É exercício instigante imaginar o que o CEO da Amazon pode fazer se introduzir no 'Washington Post' recursos vitoriosos do maior site de varejo do mundo

Por Rafael Sbarai
10 ago 2013, 10h47

Fundado em 1877, o Washington Post é referência de bom jornalismo. O exemplo mais notório de sua qualidade e independência editoriais é o protagonismo no episódio conhecido como Watergate, na década de 1970: reportagens do jornal detonaram uma investigação que empurrou para a renúncia o então presidente americano, Richard Nixon. A apuração, como outras tantas, foi fruto de trabalho duro, demorado e, portanto, caro, realizado por repórteres de primeira linha e sustentado pela estrutura do Post, ancorada numa equação financeira que tinha como principais fontes de receita a venda de exemplares avulsos, assinaturas e espaços de publicidade. Nesta semana, o anúncio da venda do jornal – que perdeu 40% de sua receita nos últimos sete anos e 30% de sua circulação, em cinco – escancarou mais uma vez o fato de que a equação que por décadas deu sustentação às grandes empresas da imprensa escrita está em perigo. O que abalou o negócio do Post (e do jornalismo impresso, em geral) foi a revolução tecnológica das últimas décadas, que tem seu epicentro na internet. A facilidade com que conteúdos migram de um site a outro, de um dispositivo a outro, criou certa visão de que a notícia – principal produto da imprensa – não tem custo. E criou a necessidade de investimentos permanentes em tecnologia. As publicações lutam para se adequar à nova realidade digital.
..............................
§ **EXERCÍCIO CURTO 1**
Reescreva as linhas dos registros, da linha com "290, 1000, 307]" até a linha com "148, 576, 165]", trocando "x-tick-label" por "x-axis-label" e deixando todo o resto igual.
O texto e os registros não têm nenhuma relação entre si.

§ **REGISTROS DE DADOS**
..............................
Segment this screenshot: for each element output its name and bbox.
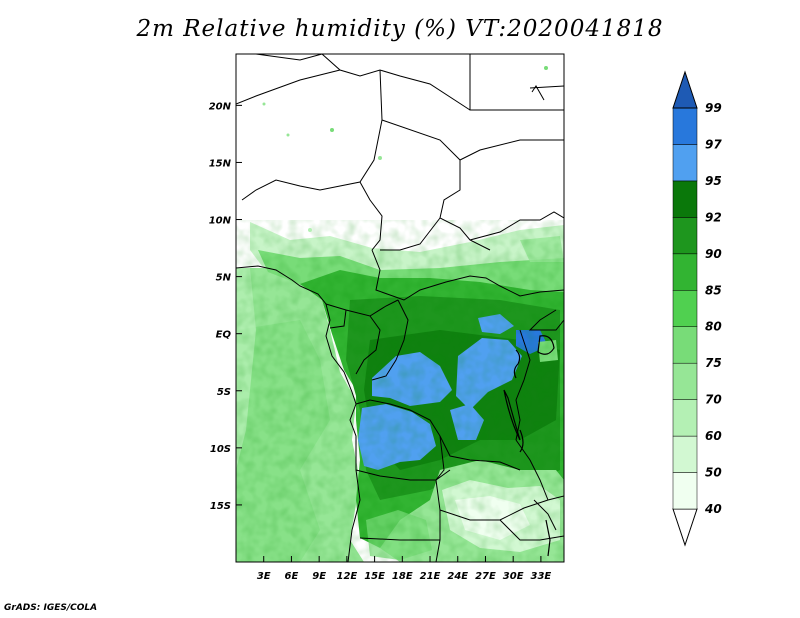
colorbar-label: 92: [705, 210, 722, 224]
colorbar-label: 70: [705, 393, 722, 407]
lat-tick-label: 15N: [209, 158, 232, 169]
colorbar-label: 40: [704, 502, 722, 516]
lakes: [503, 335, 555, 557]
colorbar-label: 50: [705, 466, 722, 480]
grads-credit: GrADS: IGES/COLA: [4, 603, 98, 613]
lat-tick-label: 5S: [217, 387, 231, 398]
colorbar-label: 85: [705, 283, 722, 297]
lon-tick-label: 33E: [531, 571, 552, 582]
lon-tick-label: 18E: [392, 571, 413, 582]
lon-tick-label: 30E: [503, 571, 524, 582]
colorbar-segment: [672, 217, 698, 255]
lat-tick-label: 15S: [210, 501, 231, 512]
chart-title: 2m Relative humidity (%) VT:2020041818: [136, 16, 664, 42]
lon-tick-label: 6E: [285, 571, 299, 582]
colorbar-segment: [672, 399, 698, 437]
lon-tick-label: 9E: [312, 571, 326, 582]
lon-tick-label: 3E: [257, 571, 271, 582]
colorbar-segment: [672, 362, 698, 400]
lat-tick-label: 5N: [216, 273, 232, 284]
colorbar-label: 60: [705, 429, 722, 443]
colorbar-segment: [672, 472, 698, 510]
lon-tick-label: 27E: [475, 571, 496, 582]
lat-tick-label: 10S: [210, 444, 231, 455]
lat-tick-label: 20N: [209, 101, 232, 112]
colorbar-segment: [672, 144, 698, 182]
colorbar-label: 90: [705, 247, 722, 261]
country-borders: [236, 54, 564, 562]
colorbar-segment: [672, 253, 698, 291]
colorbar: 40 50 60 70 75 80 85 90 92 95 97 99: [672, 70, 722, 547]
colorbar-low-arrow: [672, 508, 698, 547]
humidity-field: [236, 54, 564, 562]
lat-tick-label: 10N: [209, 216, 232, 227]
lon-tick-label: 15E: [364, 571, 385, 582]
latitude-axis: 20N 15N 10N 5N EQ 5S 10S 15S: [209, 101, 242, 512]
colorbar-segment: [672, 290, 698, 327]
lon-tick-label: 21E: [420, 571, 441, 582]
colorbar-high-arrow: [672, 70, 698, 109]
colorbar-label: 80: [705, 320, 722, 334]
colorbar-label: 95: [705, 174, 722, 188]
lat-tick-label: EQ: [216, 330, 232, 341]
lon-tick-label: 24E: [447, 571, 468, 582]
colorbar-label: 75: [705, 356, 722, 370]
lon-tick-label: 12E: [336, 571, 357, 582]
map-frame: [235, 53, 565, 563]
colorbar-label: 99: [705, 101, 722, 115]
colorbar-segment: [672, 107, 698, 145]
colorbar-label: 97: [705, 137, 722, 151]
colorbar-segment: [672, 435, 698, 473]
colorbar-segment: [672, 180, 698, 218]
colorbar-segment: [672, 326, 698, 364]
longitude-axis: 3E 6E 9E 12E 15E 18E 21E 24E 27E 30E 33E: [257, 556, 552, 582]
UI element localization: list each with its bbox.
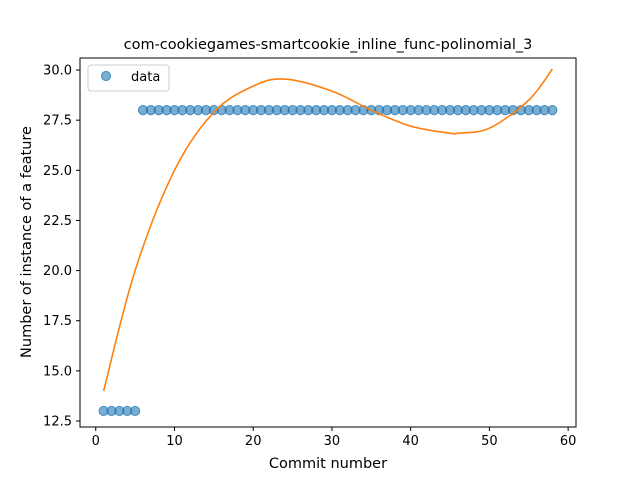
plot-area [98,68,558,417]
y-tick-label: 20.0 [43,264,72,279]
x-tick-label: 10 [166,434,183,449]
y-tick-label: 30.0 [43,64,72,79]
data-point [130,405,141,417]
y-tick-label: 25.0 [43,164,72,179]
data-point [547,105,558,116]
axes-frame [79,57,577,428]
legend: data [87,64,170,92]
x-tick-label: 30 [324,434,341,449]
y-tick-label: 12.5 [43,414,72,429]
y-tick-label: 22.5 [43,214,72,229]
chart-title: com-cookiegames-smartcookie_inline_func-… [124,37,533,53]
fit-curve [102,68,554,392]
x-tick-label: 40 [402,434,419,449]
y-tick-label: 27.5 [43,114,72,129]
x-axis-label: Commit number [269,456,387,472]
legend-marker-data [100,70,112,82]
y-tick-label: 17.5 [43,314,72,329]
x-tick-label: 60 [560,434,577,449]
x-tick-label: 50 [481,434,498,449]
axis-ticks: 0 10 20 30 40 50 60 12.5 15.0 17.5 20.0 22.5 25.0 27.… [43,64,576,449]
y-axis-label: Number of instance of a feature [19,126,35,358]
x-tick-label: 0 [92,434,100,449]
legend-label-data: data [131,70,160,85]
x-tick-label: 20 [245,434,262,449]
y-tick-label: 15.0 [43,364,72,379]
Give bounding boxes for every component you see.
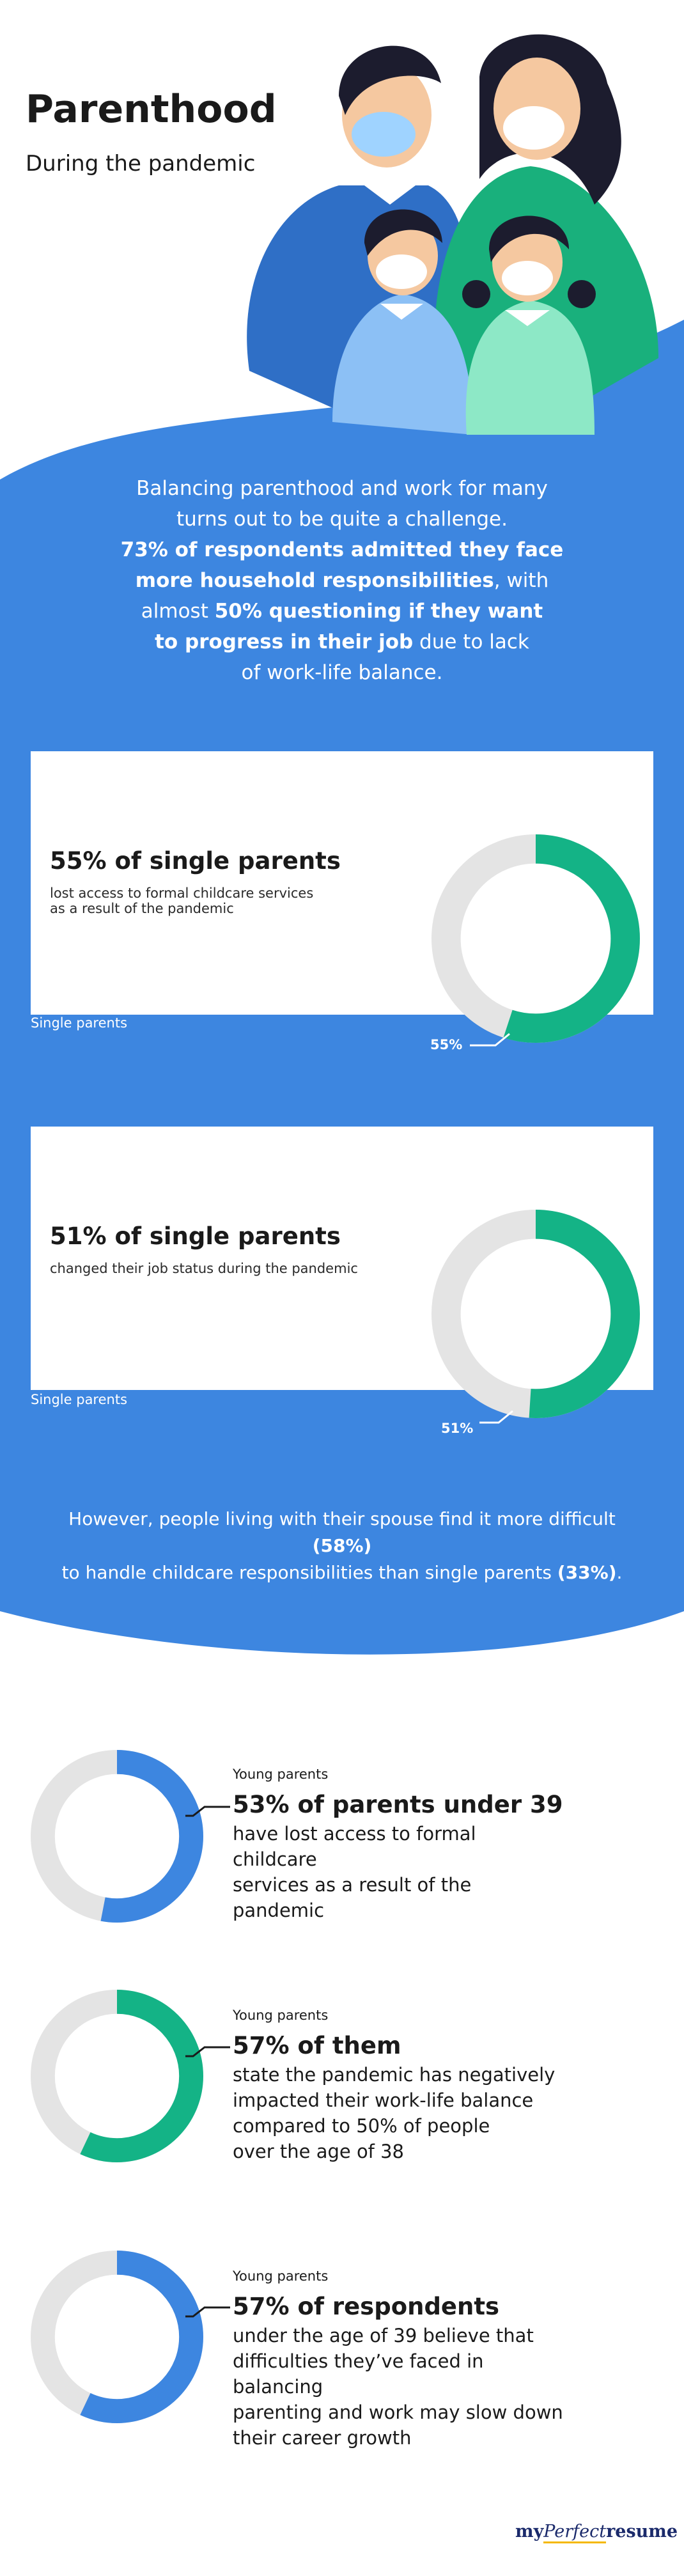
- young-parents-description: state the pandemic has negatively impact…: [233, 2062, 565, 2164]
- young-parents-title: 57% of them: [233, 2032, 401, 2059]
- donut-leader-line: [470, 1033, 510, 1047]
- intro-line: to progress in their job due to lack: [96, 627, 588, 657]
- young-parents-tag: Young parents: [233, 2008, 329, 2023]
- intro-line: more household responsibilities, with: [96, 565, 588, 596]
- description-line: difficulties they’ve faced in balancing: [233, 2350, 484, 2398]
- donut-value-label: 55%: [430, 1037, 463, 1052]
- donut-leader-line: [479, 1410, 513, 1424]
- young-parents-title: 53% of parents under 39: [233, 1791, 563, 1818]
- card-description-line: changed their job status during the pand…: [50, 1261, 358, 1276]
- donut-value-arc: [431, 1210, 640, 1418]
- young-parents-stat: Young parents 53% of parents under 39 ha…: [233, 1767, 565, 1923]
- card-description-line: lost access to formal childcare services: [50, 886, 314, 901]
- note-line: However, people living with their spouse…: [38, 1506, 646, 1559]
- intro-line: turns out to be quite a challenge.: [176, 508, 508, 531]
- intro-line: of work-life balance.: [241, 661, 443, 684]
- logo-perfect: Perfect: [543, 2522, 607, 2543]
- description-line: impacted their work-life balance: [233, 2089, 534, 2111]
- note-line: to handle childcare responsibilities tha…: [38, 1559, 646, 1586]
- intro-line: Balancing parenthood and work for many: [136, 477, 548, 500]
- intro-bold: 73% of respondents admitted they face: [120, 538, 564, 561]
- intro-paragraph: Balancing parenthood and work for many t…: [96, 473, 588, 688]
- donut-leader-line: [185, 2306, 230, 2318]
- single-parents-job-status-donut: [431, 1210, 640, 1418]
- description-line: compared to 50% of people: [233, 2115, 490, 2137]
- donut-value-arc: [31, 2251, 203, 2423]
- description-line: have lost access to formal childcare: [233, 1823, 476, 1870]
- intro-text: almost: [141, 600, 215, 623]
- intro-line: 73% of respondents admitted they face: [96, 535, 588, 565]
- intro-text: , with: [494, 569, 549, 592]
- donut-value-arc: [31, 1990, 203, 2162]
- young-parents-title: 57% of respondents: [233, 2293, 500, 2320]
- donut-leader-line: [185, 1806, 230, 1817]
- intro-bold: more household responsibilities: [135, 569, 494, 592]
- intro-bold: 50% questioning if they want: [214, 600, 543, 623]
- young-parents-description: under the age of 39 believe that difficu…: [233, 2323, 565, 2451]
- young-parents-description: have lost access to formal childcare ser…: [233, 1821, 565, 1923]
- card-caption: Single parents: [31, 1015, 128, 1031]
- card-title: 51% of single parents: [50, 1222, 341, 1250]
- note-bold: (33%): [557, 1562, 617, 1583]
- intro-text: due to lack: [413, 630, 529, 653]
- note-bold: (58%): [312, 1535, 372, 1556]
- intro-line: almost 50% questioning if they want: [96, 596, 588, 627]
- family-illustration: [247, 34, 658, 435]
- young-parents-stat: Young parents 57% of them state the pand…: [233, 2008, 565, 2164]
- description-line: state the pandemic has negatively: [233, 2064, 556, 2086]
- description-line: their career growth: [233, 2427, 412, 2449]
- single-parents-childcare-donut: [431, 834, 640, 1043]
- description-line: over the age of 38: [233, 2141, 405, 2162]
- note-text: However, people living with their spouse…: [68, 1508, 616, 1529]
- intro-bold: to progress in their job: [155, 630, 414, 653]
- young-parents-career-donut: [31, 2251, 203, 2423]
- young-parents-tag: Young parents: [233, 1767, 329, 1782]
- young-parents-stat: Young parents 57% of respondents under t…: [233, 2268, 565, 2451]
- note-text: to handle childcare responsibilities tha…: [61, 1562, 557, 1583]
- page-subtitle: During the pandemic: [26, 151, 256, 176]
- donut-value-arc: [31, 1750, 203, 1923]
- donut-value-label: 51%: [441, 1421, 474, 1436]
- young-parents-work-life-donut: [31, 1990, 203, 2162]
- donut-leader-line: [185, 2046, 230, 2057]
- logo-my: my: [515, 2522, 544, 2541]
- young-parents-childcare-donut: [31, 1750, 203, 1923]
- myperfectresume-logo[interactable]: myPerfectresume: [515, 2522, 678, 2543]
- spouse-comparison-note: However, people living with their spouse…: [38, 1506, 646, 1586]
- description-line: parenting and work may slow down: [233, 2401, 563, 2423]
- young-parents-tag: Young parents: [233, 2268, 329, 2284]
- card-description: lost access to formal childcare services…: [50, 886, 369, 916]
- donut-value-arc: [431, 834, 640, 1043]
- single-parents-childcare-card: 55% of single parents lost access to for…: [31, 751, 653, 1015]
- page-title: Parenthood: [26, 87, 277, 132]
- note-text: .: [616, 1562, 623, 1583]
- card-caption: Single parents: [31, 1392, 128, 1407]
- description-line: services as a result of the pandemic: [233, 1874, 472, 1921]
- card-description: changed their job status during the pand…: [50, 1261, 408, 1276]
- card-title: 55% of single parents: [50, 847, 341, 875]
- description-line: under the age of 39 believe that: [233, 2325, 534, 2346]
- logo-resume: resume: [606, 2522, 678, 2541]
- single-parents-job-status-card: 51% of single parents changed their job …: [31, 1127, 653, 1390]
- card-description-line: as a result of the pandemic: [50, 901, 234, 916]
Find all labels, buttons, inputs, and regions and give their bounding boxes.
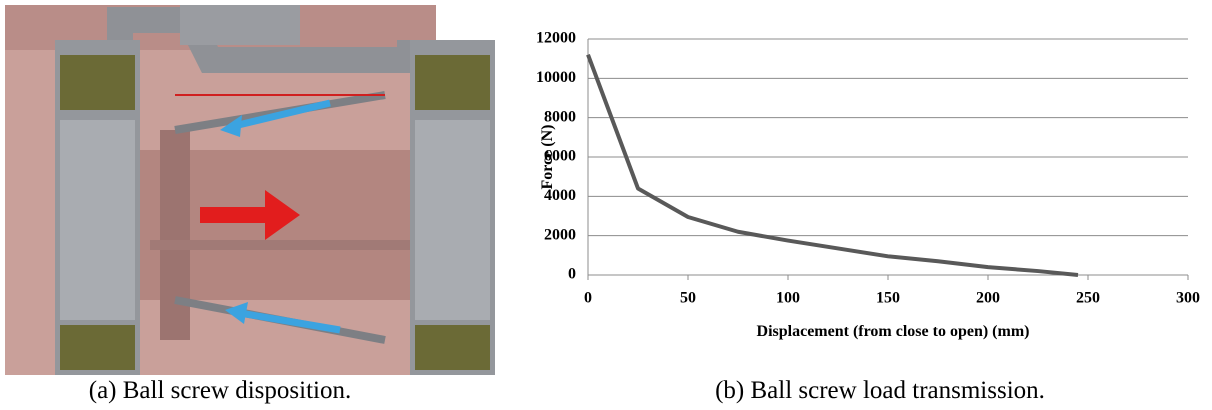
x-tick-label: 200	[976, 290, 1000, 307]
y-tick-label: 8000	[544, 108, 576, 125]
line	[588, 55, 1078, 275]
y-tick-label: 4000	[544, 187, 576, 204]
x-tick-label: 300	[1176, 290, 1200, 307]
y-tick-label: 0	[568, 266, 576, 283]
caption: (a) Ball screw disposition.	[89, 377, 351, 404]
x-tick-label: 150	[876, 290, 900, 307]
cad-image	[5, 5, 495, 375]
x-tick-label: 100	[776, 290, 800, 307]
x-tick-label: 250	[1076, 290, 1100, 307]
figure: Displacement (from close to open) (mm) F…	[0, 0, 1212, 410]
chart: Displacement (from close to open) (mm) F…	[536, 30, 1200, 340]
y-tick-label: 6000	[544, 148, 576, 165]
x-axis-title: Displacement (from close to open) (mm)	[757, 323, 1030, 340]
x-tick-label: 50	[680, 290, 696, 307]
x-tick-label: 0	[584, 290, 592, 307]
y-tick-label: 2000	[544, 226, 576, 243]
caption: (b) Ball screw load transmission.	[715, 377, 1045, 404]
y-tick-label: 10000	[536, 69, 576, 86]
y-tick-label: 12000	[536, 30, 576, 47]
..............................
§ **EXERCÍCIO CURTO 2**
Prossiga com o texto sobre a venda do Washington Post a partir do ponto em que ele termina.

§ **RESPOSTA DA TAREFA 1**
x-axis-label: 200	[976, 290, 1000, 307]
y-tick-label: 8000	[544, 108, 576, 125]
line	[588, 55, 1078, 275]
y-tick-label: 4000	[544, 187, 576, 204]
x-axis-label: 300	[1176, 290, 1200, 307]
y-tick-label: 0	[568, 266, 576, 283]
caption: (a) Ball screw disposition.	[89, 377, 351, 404]
x-axis-label: 150	[876, 290, 900, 307]
cad-image	[5, 5, 495, 375]
x-axis-label: 100	[776, 290, 800, 307]
x-axis-label: 250	[1076, 290, 1100, 307]
figure: Displacement (from close to open) (mm) F…	[0, 0, 1212, 410]
chart: Displacement (from close to open) (mm) F…	[536, 30, 1200, 340]
y-tick-label: 6000	[544, 148, 576, 165]

§ **RESPOSTA DA TAREFA 2**
O capítulo da venda do Post fica muito mais interessante quando se considera que seu novo dono é tanto fruto quanto motor da internet: Jeff Bezos, CEO da Amazon. Pela primeira vez, um gigante do combalido setor do jornalismo impresso é propriedade de um titã acostumado a fazer dinheiro no mundo virtual. No comando, Bezos será obrigado a responder a questões duras. Por exemplo: como lidar com o fato de que muita gente acredita ser sustentável o acesso irrestrito e gratuito a notícias de qualidade? Como cobrar por esse produto? Como modernizar uma empresa que sofre para migrar para a era digital? Como manter vivo (lucrativo, portanto) o Post? O CEO da Amazon é provavelmente o ator da internet mais preparado para pensar em respostas. Isso porque, ao contrário de outros gigantes da web, seu negócio sempre foi vender o produto alheio – e não apenas fazê-lo circular, como é o caso, por exemplo, de Google e Facebook.

Aos 49 anos, Bezos tem credenciais invejáveis. Criou, em 1994, a livraria virtual que se tornaria o maior site de varejo do mundo: a Amazon. Teve paciência para esperar dez anos até o negócio ficar no azul, o que deve ajudá-lo a atuar em uma área que precisa recuperar o fôlego. Pensar a longo prazo, com eventuais arranhões aos resultados imediatos, é uma das marcas de Bezos e, por extensão, da companhia que ele criou. Em outubro do ano passado, por exemplo, a empresa anunciou seu primeiro prejuízo trimestral em nove anos. A razão principal: gastos expressivos com pesquisa e desenvolvimento. Ou seja, a receita foi reinvestida no negócio. Outro exemplo da visão de longo prazo é o caso da família de tablets Kindle Fire. O produto foi lançado por 199 dólares, mas segundo a consultoria IHS iSuppli custava 209 dólares à Amazon. O que a livraria virtual ganhou vendendo o produto abaixo do custo? Fidelidade do consumidor, que compraria livros, músicas, filmes, seriados… pelo dispositivo. Por vezes, o executivo pilota a estratégia sob críticas dos acionistas da companhia, cujos dividendos são reduzidos, como ocorreu no ano passado.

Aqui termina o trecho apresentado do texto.